THE EXERCISE -
Copy each entry as it stands, leaving nothing out.

Collected data:
** START **
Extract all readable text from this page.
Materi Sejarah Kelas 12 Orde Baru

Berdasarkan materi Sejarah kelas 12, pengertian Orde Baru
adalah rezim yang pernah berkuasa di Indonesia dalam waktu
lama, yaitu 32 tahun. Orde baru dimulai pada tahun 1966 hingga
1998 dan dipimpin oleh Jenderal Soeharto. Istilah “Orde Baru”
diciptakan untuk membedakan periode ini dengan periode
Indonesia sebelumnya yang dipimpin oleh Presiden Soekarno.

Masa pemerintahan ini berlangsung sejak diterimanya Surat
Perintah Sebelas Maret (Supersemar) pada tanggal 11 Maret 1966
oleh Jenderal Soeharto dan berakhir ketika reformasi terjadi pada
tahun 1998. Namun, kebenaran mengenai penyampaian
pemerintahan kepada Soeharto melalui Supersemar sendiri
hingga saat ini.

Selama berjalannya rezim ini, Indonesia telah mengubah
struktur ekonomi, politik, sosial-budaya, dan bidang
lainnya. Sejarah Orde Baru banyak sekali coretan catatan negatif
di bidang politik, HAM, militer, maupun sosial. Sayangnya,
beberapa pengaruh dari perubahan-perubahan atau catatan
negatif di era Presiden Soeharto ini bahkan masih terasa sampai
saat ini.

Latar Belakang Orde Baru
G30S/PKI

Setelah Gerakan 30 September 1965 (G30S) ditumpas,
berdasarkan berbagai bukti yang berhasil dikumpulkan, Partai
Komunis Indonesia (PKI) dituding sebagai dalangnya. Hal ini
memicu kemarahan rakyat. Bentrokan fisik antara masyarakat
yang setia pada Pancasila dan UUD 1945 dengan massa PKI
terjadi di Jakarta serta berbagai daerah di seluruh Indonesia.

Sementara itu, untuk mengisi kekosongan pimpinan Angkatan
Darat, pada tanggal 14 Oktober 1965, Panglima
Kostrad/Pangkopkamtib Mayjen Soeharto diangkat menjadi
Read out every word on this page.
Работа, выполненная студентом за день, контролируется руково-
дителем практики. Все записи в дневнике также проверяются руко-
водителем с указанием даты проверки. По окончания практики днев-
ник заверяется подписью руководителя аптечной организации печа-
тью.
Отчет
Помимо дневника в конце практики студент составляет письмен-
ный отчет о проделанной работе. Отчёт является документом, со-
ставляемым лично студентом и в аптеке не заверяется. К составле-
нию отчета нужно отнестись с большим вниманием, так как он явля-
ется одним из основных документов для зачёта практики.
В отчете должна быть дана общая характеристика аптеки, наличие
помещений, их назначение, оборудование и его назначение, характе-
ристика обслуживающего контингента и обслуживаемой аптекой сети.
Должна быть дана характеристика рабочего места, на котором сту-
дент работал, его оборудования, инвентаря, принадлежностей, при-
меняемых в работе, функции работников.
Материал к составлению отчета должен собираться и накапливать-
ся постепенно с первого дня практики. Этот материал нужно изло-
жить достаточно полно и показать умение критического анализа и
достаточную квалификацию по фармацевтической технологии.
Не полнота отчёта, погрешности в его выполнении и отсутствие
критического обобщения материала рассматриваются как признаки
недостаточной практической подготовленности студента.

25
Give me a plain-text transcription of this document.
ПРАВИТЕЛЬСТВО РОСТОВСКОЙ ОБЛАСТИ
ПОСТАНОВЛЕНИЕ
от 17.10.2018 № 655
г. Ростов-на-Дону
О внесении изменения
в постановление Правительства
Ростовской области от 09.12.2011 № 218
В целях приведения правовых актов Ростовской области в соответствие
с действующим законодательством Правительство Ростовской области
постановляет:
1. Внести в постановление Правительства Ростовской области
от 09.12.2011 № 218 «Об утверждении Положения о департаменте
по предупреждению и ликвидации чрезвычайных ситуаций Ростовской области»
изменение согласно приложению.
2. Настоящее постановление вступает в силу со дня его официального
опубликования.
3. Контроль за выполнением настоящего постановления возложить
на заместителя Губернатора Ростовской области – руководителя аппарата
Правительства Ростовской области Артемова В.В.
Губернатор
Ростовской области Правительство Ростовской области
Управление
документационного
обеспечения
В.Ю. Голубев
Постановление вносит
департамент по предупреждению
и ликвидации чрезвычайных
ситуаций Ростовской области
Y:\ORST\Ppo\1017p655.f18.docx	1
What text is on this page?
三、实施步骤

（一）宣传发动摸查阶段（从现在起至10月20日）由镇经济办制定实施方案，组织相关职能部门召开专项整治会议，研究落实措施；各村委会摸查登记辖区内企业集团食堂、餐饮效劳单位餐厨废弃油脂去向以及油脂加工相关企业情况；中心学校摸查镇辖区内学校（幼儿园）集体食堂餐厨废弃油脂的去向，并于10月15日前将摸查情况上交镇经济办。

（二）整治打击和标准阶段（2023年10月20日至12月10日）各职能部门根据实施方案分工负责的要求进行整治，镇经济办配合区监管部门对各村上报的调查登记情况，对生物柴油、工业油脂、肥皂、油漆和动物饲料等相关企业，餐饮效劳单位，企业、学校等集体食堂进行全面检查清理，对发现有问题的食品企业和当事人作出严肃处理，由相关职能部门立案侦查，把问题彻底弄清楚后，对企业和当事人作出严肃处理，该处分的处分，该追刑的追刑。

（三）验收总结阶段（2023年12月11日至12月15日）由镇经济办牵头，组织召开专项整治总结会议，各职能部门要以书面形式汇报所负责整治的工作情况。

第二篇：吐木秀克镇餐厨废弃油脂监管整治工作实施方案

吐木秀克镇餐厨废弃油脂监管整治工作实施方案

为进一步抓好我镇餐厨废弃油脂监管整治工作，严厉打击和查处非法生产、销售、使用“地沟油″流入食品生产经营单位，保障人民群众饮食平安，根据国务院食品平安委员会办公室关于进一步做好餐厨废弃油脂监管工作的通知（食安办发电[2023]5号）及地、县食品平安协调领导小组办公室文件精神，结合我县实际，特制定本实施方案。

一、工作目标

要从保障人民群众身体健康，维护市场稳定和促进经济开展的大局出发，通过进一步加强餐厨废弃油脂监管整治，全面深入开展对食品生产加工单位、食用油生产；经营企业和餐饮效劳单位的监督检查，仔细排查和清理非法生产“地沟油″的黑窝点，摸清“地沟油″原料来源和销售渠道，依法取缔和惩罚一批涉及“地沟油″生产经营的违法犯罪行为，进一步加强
** END **
RESULT OF THE EXERCISE -
Extract all readable text from this page.
Materi Sejarah Kelas 12 Orde Baru

Berdasarkan materi Sejarah kelas 12, pengertian Orde Baru
adalah rezim yang pernah berkuasa di Indonesia dalam waktu
lama, yaitu 32 tahun. Orde baru dimulai pada tahun 1966 hingga
1998 dan dipimpin oleh Jenderal Soeharto. Istilah “Orde Baru”
diciptakan untuk membedakan periode ini dengan periode
Indonesia sebelumnya yang dipimpin oleh Presiden Soekarno.

Masa pemerintahan ini berlangsung sejak diterimanya Surat
Perintah Sebelas Maret (Supersemar) pada tanggal 11 Maret 1966
oleh Jenderal Soeharto dan berakhir ketika reformasi terjadi pada
tahun 1998. Namun, kebenaran mengenai penyampaian
pemerintahan kepada Soeharto melalui Supersemar sendiri
hingga saat ini.

Selama berjalannya rezim ini, Indonesia telah mengubah
struktur ekonomi, politik, sosial-budaya, dan bidang
lainnya. Sejarah Orde Baru banyak sekali coretan catatan negatif
di bidang politik, HAM, militer, maupun sosial. Sayangnya,
beberapa pengaruh dari perubahan-perubahan atau catatan
negatif di era Presiden Soeharto ini bahkan masih terasa sampai
saat ini.

Latar Belakang Orde Baru
G30S/PKI

Setelah Gerakan 30 September 1965 (G30S) ditumpas,
berdasarkan berbagai bukti yang berhasil dikumpulkan, Partai
Komunis Indonesia (PKI) dituding sebagai dalangnya. Hal ini
memicu kemarahan rakyat. Bentrokan fisik antara masyarakat
yang setia pada Pancasila dan UUD 1945 dengan massa PKI
terjadi di Jakarta serta berbagai daerah di seluruh Indonesia.

Sementara itu, untuk mengisi kekosongan pimpinan Angkatan
Darat, pada tanggal 14 Oktober 1965, Panglima
Kostrad/Pangkopkamtib Mayjen Soeharto diangkat menjadi
Read out every word on this page.
Работа, выполненная студентом за день, контролируется руково-
дителем практики. Все записи в дневнике также проверяются руко-
водителем с указанием даты проверки. По окончания практики днев-
ник заверяется подписью руководителя аптечной организации печа-
тью.
Отчет
Помимо дневника в конце практики студент составляет письмен-
ный отчет о проделанной работе. Отчёт является документом, со-
ставляемым лично студентом и в аптеке не заверяется. К составле-
нию отчета нужно отнестись с большим вниманием, так как он явля-
ется одним из основных документов для зачёта практики.
В отчете должна быть дана общая характеристика аптеки, наличие
помещений, их назначение, оборудование и его назначение, характе-
ристика обслуживающего контингента и обслуживаемой аптекой сети.
Должна быть дана характеристика рабочего места, на котором сту-
дент работал, его оборудования, инвентаря, принадлежностей, при-
меняемых в работе, функции работников.
Материал к составлению отчета должен собираться и накапливать-
ся постепенно с первого дня практики. Этот материал нужно изло-
жить достаточно полно и показать умение критического анализа и
достаточную квалификацию по фармацевтической технологии.
Не полнота отчёта, погрешности в его выполнении и отсутствие
критического обобщения материала рассматриваются как признаки
недостаточной практической подготовленности студента.

25
Give me a plain-text transcription of this document.
ПРАВИТЕЛЬСТВО РОСТОВСКОЙ ОБЛАСТИ
ПОСТАНОВЛЕНИЕ
от 17.10.2018 № 655
г. Ростов-на-Дону
О внесении изменения
в постановление Правительства
Ростовской области от 09.12.2011 № 218
В целях приведения правовых актов Ростовской области в соответствие
с действующим законодательством Правительство Ростовской области
постановляет:
1. Внести в постановление Правительства Ростовской области
от 09.12.2011 № 218 «Об утверждении Положения о департаменте
по предупреждению и ликвидации чрезвычайных ситуаций Ростовской области»
изменение согласно приложению.
2. Настоящее постановление вступает в силу со дня его официального
опубликования.
3. Контроль за выполнением настоящего постановления возложить
на заместителя Губернатора Ростовской области – руководителя аппарата
Правительства Ростовской области Артемова В.В.
Губернатор
Ростовской области Правительство Ростовской области
Управление
документационного
обеспечения
В.Ю. Голубев
Постановление вносит
департамент по предупреждению
и ликвидации чрезвычайных
ситуаций Ростовской области
Y:\ORST\Ppo\1017p655.f18.docx	1
What text is on this page?
三、实施步骤

（一）宣传发动摸查阶段（从现在起至10月20日）由镇经济办制定实施方案，组织相关职能部门召开专项整治会议，研究落实措施；各村委会摸查登记辖区内企业集团食堂、餐饮效劳单位餐厨废弃油脂去向以及油脂加工相关企业情况；中心学校摸查镇辖区内学校（幼儿园）集体食堂餐厨废弃油脂的去向，并于10月15日前将摸查情况上交镇经济办。

（二）整治打击和标准阶段（2023年10月20日至12月10日）各职能部门根据实施方案分工负责的要求进行整治，镇经济办配合区监管部门对各村上报的调查登记情况，对生物柴油、工业油脂、肥皂、油漆和动物饲料等相关企业，餐饮效劳单位，企业、学校等集体食堂进行全面检查清理，对发现有问题的食品企业和当事人作出严肃处理，由相关职能部门立案侦查，把问题彻底弄清楚后，对企业和当事人作出严肃处理，该处分的处分，该追刑的追刑。

（三）验收总结阶段（2023年12月11日至12月15日）由镇经济办牵头，组织召开专项整治总结会议，各职能部门要以书面形式汇报所负责整治的工作情况。

第二篇：吐木秀克镇餐厨废弃油脂监管整治工作实施方案

吐木秀克镇餐厨废弃油脂监管整治工作实施方案

为进一步抓好我镇餐厨废弃油脂监管整治工作，严厉打击和查处非法生产、销售、使用“地沟油″流入食品生产经营单位，保障人民群众饮食平安，根据国务院食品平安委员会办公室关于进一步做好餐厨废弃油脂监管工作的通知（食安办发电[2023]5号）及地、县食品平安协调领导小组办公室文件精神，结合我县实际，特制定本实施方案。

一、工作目标

要从保障人民群众身体健康，维护市场稳定和促进经济开展的大局出发，通过进一步加强餐厨废弃油脂监管整治，全面深入开展对食品生产加工单位、食用油生产；经营企业和餐饮效劳单位的监督检查，仔细排查和清理非法生产“地沟油″的黑窝点，摸清“地沟油″原料来源和销售渠道，依法取缔和惩罚一批涉及“地沟油″生产经营的违法犯罪行为，进一步加强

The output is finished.